**DIRECTION:**
Do not carry the pictures over; copy every other part of the entries exactly.
### STORED DATA
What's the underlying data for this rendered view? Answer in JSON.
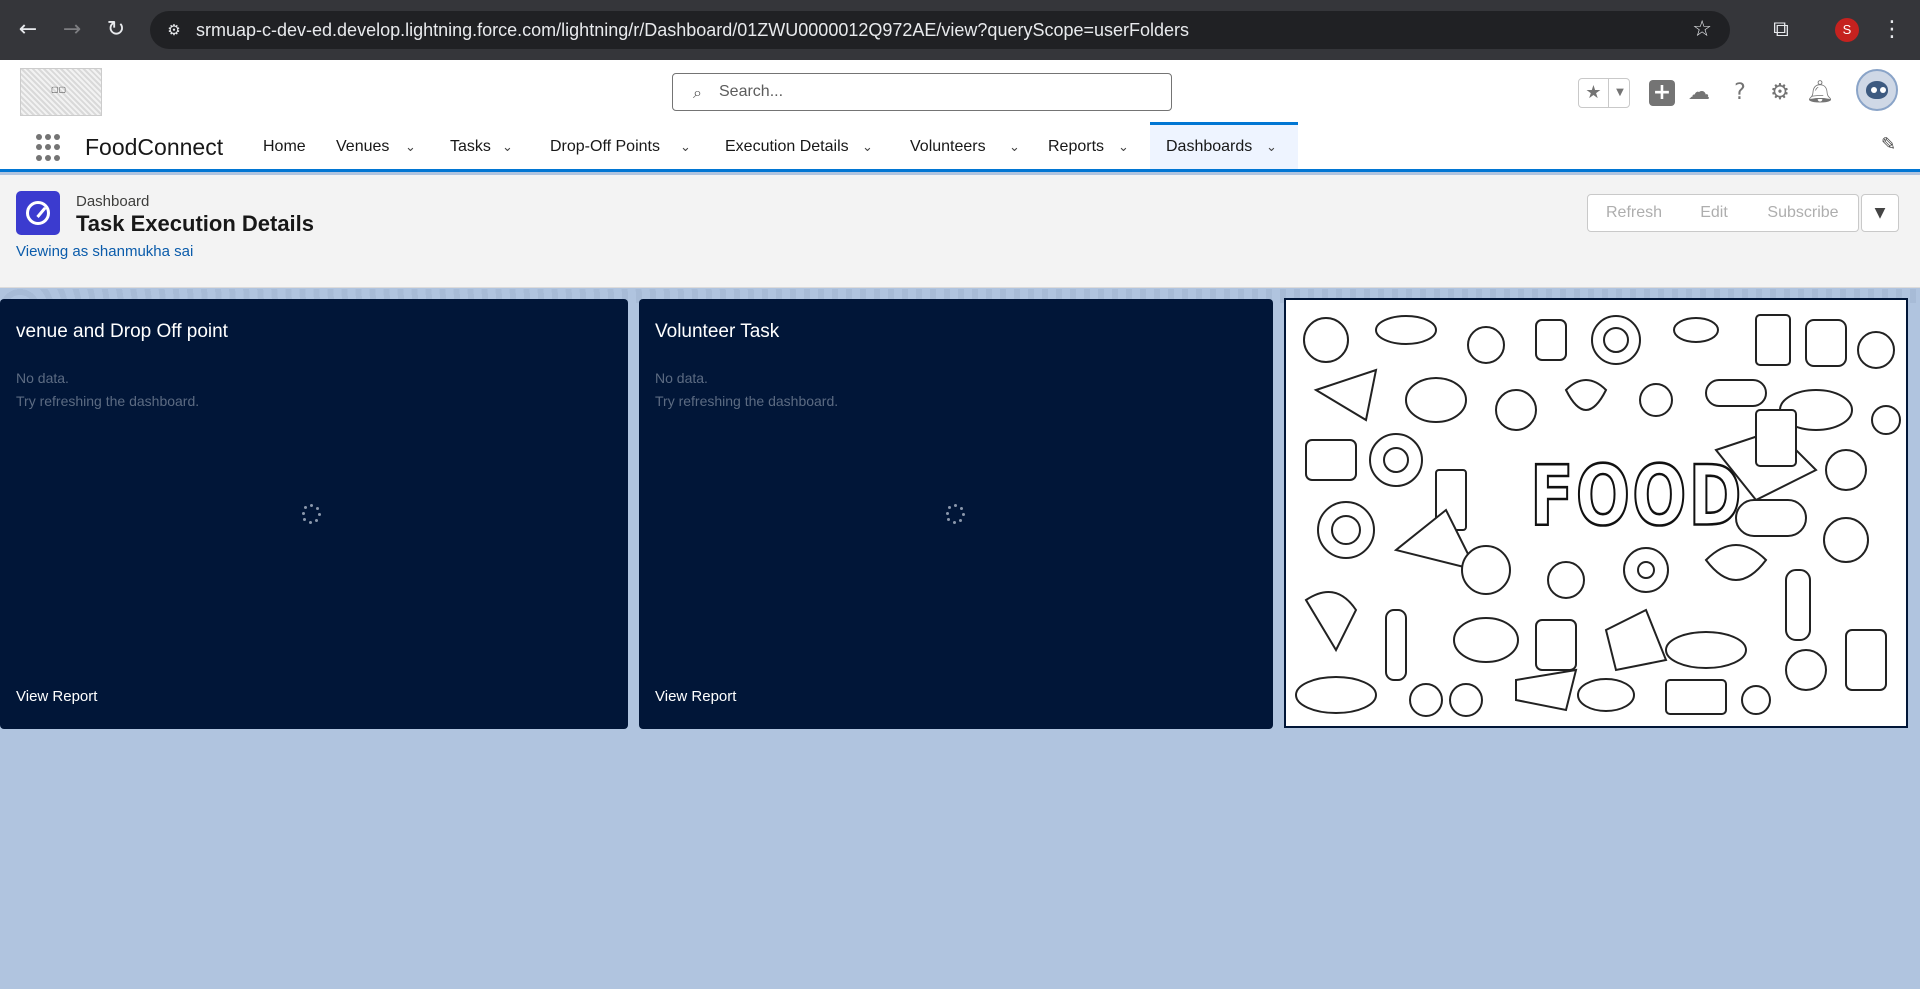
{
  "browser": {
    "url": "srmuap-c-dev-ed.develop.lightning.force.com/lightning/r/Dashboard/01ZWU0000012Q972AE/view?queryScope=userFolders",
    "profile_initial": "S"
  },
  "header": {
    "search_placeholder": "Search..."
  },
  "nav": {
    "app_name": "FoodConnect",
    "tabs": [
      {
        "label": "Home"
      },
      {
        "label": "Venues"
      },
      {
        "label": "Tasks"
      },
      {
        "label": "Drop-Off Points"
      },
      {
        "label": "Execution Details"
      },
      {
        "label": "Volunteers"
      },
      {
        "label": "Reports"
      },
      {
        "label": "Dashboards"
      }
    ]
  },
  "dashboard": {
    "eyebrow": "Dashboard",
    "title": "Task Execution Details",
    "viewing_as": "Viewing as shanmukha sai",
    "buttons": {
      "refresh": "Refresh",
      "edit": "Edit",
      "subscribe": "Subscribe"
    },
    "widgets": [
      {
        "title": "venue and Drop Off point",
        "no_data": "No data.",
        "hint": "Try refreshing the dashboard.",
        "link": "View Report"
      },
      {
        "title": "Volunteer Task",
        "no_data": "No data.",
        "hint": "Try refreshing the dashboard.",
        "link": "View Report"
      }
    ],
    "image_widget_text": "FOOD"
  },
  "colors": {
    "brand_blue": "#0176d3",
    "widget_bg": "#011638",
    "canvas_bg": "#b0c4df"
  }
}
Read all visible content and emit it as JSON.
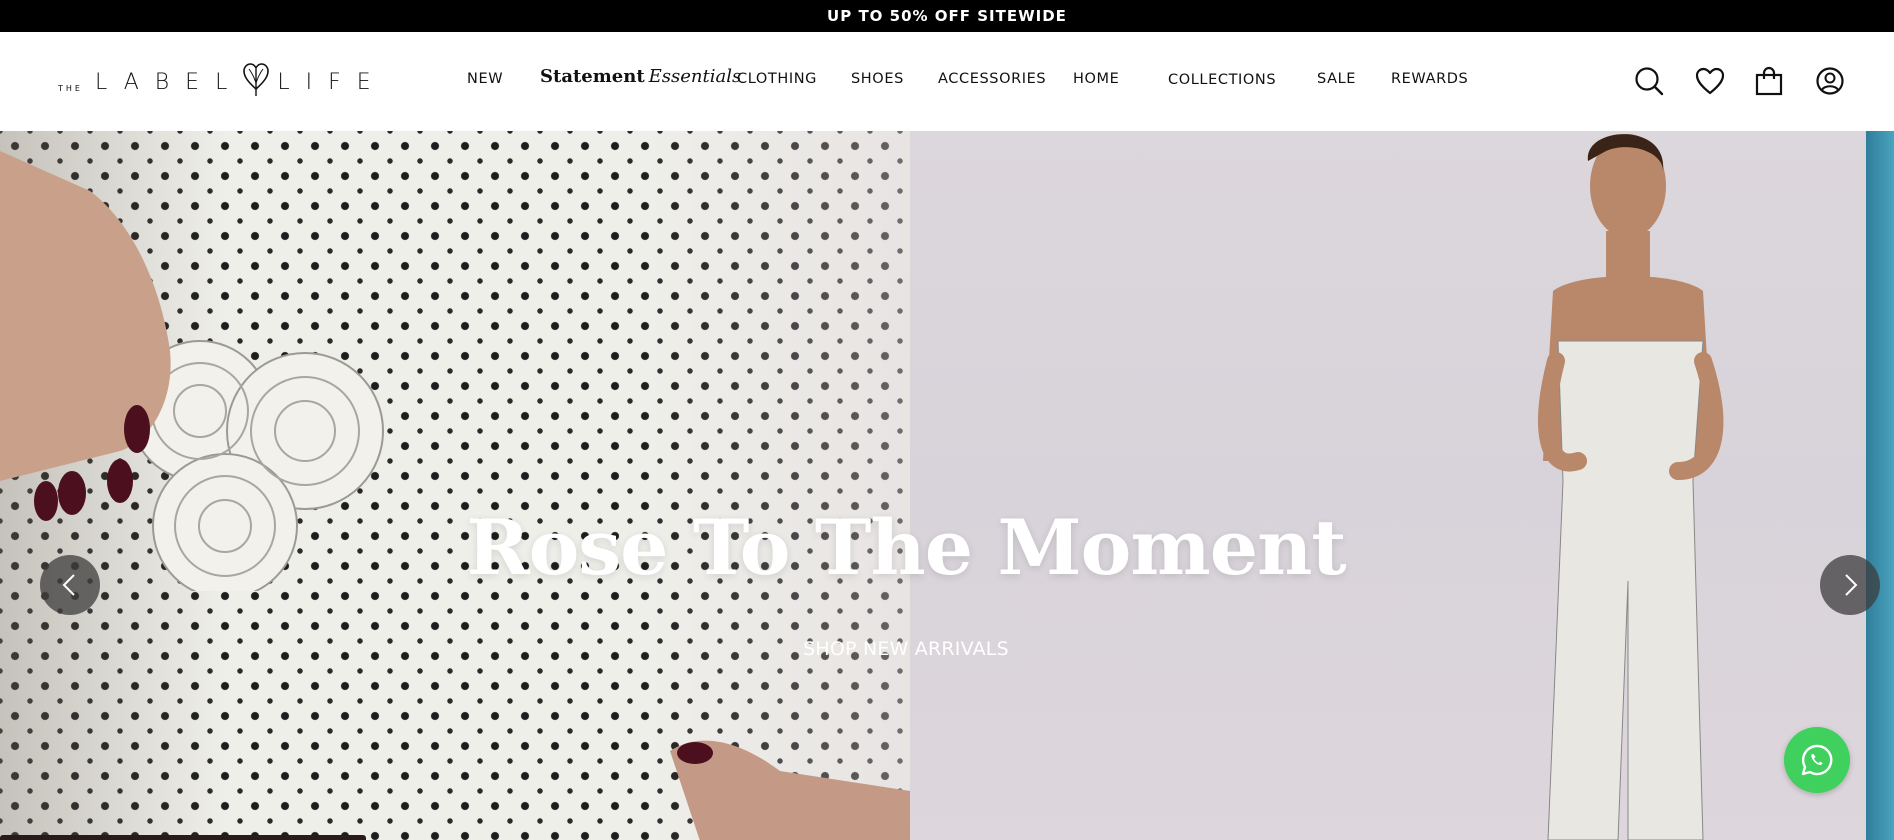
{
  "announcement": {
    "text": "UP TO 50% OFF SITEWIDE"
  },
  "brand": {
    "the": "THE",
    "word1": "LABEL",
    "word2": "LIFE"
  },
  "nav": {
    "new": "NEW",
    "statement_bold": "Statement",
    "statement_italic": "Essentials",
    "clothing": "CLOTHING",
    "shoes": "SHOES",
    "accessories": "ACCESSORIES",
    "home": "HOME",
    "collections": "COLLECTIONS",
    "sale": "SALE",
    "rewards": "REWARDS"
  },
  "header_icons": [
    "search-icon",
    "heart-icon",
    "bag-icon",
    "account-icon"
  ],
  "hero": {
    "title": "Rose To The Moment",
    "cta": "SHOP NEW ARRIVALS",
    "prev_icon": "chevron-left-icon",
    "next_icon": "chevron-right-icon"
  },
  "colors": {
    "announcement_bg": "#000000",
    "whatsapp": "#3fd05e",
    "arrow_bg": "#3c3c3c"
  }
}
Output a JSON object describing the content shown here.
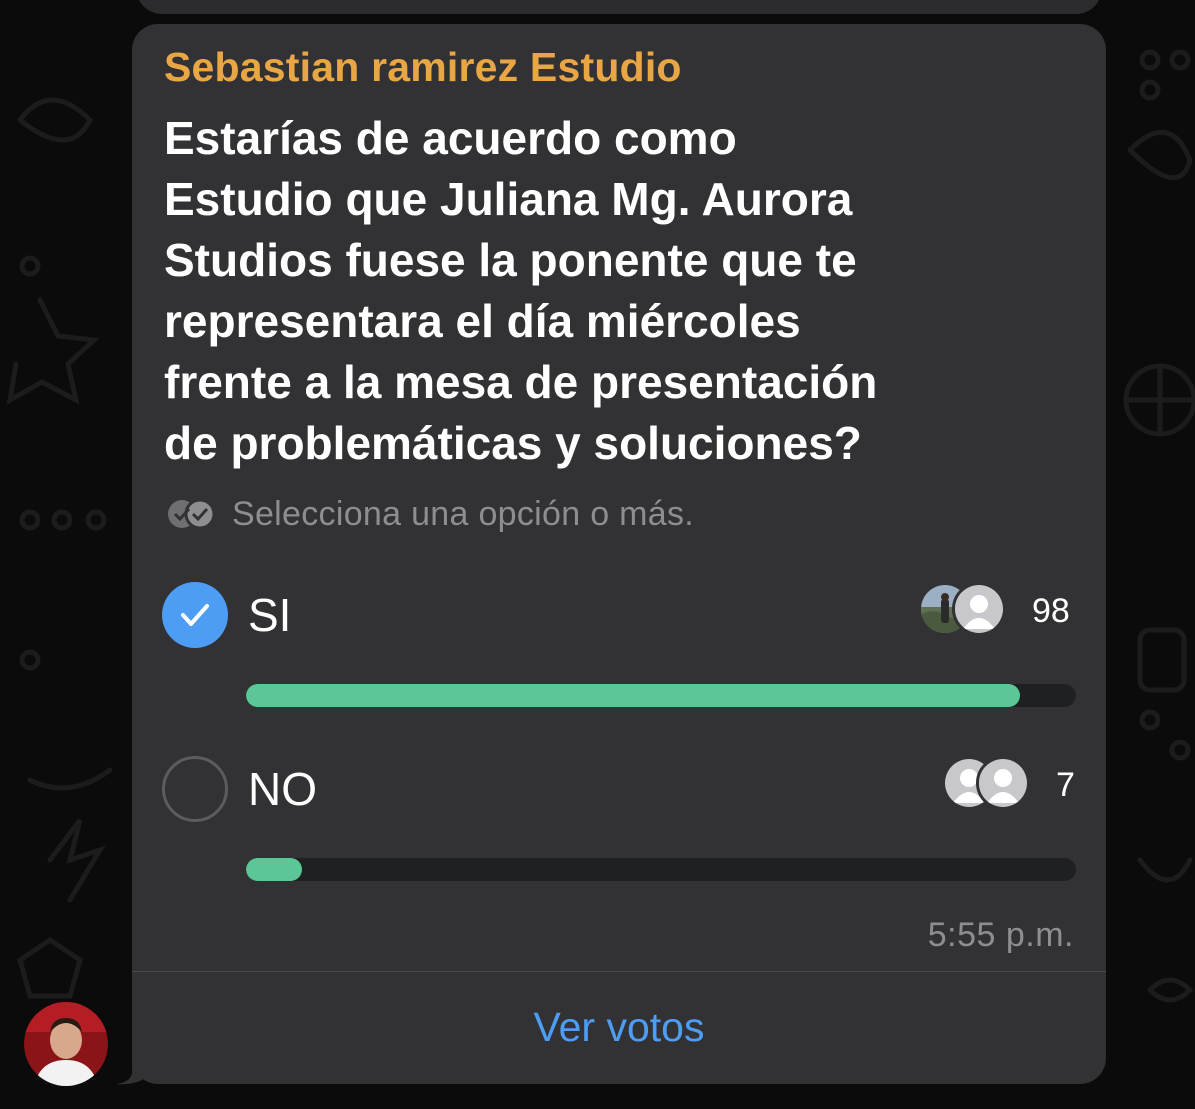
{
  "message": {
    "sender": "Sebastian ramirez Estudio",
    "time": "5:55 p.m."
  },
  "poll": {
    "question": "Estarías de acuerdo como\nEstudio que Juliana Mg. Aurora\nStudios fuese la ponente que te\nrepresentara el día miércoles\nfrente a la mesa de presentación\nde problemáticas y soluciones?",
    "hint": "Selecciona una opción o más.",
    "options": [
      {
        "label": "SI",
        "count": "98",
        "selected": true,
        "share": 0.933
      },
      {
        "label": "NO",
        "count": "7",
        "selected": false,
        "share": 0.067
      }
    ],
    "view_votes_label": "Ver votos"
  },
  "colors": {
    "sender_name": "#e9a645",
    "accent_blue": "#4e9df5",
    "progress_green": "#5cc796",
    "bubble_bg": "#323234"
  },
  "icons": {
    "hint": "double-check-icon",
    "selected": "check-icon",
    "voter_placeholder": "person-icon"
  }
}
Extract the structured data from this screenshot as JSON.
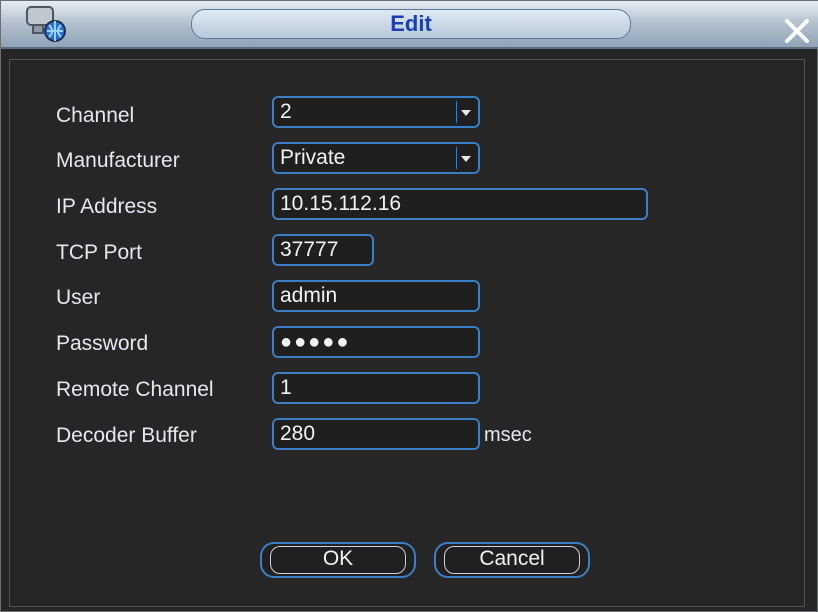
{
  "window": {
    "title": "Edit"
  },
  "form": {
    "channel": {
      "label": "Channel",
      "value": "2"
    },
    "manufacturer": {
      "label": "Manufacturer",
      "value": "Private"
    },
    "ip": {
      "label": "IP Address",
      "value": "10.15.112.16"
    },
    "tcp_port": {
      "label": "TCP Port",
      "value": "37777"
    },
    "user": {
      "label": "User",
      "value": "admin"
    },
    "password": {
      "label": "Password",
      "value": "●●●●●"
    },
    "remote_channel": {
      "label": "Remote Channel",
      "value": "1"
    },
    "decoder_buffer": {
      "label": "Decoder Buffer",
      "value": "280",
      "unit": "msec"
    }
  },
  "buttons": {
    "ok": "OK",
    "cancel": "Cancel"
  },
  "colors": {
    "accent": "#3a7fc5",
    "title_text": "#1d3fb3",
    "background": "#262626"
  },
  "icons": {
    "app": "camera-globe-icon",
    "close": "close-icon",
    "dropdown": "chevron-down-icon"
  }
}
######
**TASK SOLUTION:**
What's the underlying data for this rendered view? Answer in JSON.
{
  "browser": {
    "url": "srmuap-c-dev-ed.develop.lightning.force.com/lightning/r/Dashboard/01ZWU0000012Q972AE/view?queryScope=userFolders",
    "profile_initial": "S"
  },
  "header": {
    "search_placeholder": "Search..."
  },
  "nav": {
    "app_name": "FoodConnect",
    "tabs": [
      {
        "label": "Home"
      },
      {
        "label": "Venues"
      },
      {
        "label": "Tasks"
      },
      {
        "label": "Drop-Off Points"
      },
      {
        "label": "Execution Details"
      },
      {
        "label": "Volunteers"
      },
      {
        "label": "Reports"
      },
      {
        "label": "Dashboards"
      }
    ]
  },
  "dashboard": {
    "eyebrow": "Dashboard",
    "title": "Task Execution Details",
    "viewing_as": "Viewing as shanmukha sai",
    "buttons": {
      "refresh": "Refresh",
      "edit": "Edit",
      "subscribe": "Subscribe"
    },
    "widgets": [
      {
        "title": "venue and Drop Off point",
        "no_data": "No data.",
        "hint": "Try refreshing the dashboard.",
        "link": "View Report"
      },
      {
        "title": "Volunteer Task",
        "no_data": "No data.",
        "hint": "Try refreshing the dashboard.",
        "link": "View Report"
      }
    ],
    "image_widget_text": "FOOD"
  },
  "colors": {
    "brand_blue": "#0176d3",
    "widget_bg": "#011638",
    "canvas_bg": "#b0c4df"
  }
}
Read all visible content and emit it as JSON.
{
  "announcement": {
    "text": "UP TO 50% OFF SITEWIDE"
  },
  "brand": {
    "the": "THE",
    "word1": "LABEL",
    "word2": "LIFE"
  },
  "nav": {
    "new": "NEW",
    "statement_bold": "Statement",
    "statement_italic": "Essentials",
    "clothing": "CLOTHING",
    "shoes": "SHOES",
    "accessories": "ACCESSORIES",
    "home": "HOME",
    "collections": "COLLECTIONS",
    "sale": "SALE",
    "rewards": "REWARDS"
  },
  "header_icons": [
    "search-icon",
    "heart-icon",
    "bag-icon",
    "account-icon"
  ],
  "hero": {
    "title": "Rose To The Moment",
    "cta": "SHOP NEW ARRIVALS",
    "prev_icon": "chevron-left-icon",
    "next_icon": "chevron-right-icon"
  },
  "colors": {
    "announcement_bg": "#000000",
    "whatsapp": "#3fd05e",
    "arrow_bg": "#3c3c3c"
  }
}
Output a JSON object describing the content shown here.
{
  "message": {
    "sender": "Sebastian ramirez Estudio",
    "time": "5:55 p.m."
  },
  "poll": {
    "question": "Estarías de acuerdo como\nEstudio que Juliana Mg. Aurora\nStudios fuese la ponente que te\nrepresentara el día miércoles\nfrente a la mesa de presentación\nde problemáticas y soluciones?",
    "hint": "Selecciona una opción o más.",
    "options": [
      {
        "label": "SI",
        "count": "98",
        "selected": true,
        "share": 0.933
      },
      {
        "label": "NO",
        "count": "7",
        "selected": false,
        "share": 0.067
      }
    ],
    "view_votes_label": "Ver votos"
  },
  "colors": {
    "sender_name": "#e9a645",
    "accent_blue": "#4e9df5",
    "progress_green": "#5cc796",
    "bubble_bg": "#323234"
  },
  "icons": {
    "hint": "double-check-icon",
    "selected": "check-icon",
    "voter_placeholder": "person-icon"
  }
}
Extract the structured data from this screenshot as JSON.
{
  "window": {
    "title": "Edit"
  },
  "form": {
    "channel": {
      "label": "Channel",
      "value": "2"
    },
    "manufacturer": {
      "label": "Manufacturer",
      "value": "Private"
    },
    "ip": {
      "label": "IP Address",
      "value": "10.15.112.16"
    },
    "tcp_port": {
      "label": "TCP Port",
      "value": "37777"
    },
    "user": {
      "label": "User",
      "value": "admin"
    },
    "password": {
      "label": "Password",
      "value": "●●●●●"
    },
    "remote_channel": {
      "label": "Remote Channel",
      "value": "1"
    },
    "decoder_buffer": {
      "label": "Decoder Buffer",
      "value": "280",
      "unit": "msec"
    }
  },
  "buttons": {
    "ok": "OK",
    "cancel": "Cancel"
  },
  "colors": {
    "accent": "#3a7fc5",
    "title_text": "#1d3fb3",
    "background": "#262626"
  },
  "icons": {
    "app": "camera-globe-icon",
    "close": "close-icon",
    "dropdown": "chevron-down-icon"
  }
}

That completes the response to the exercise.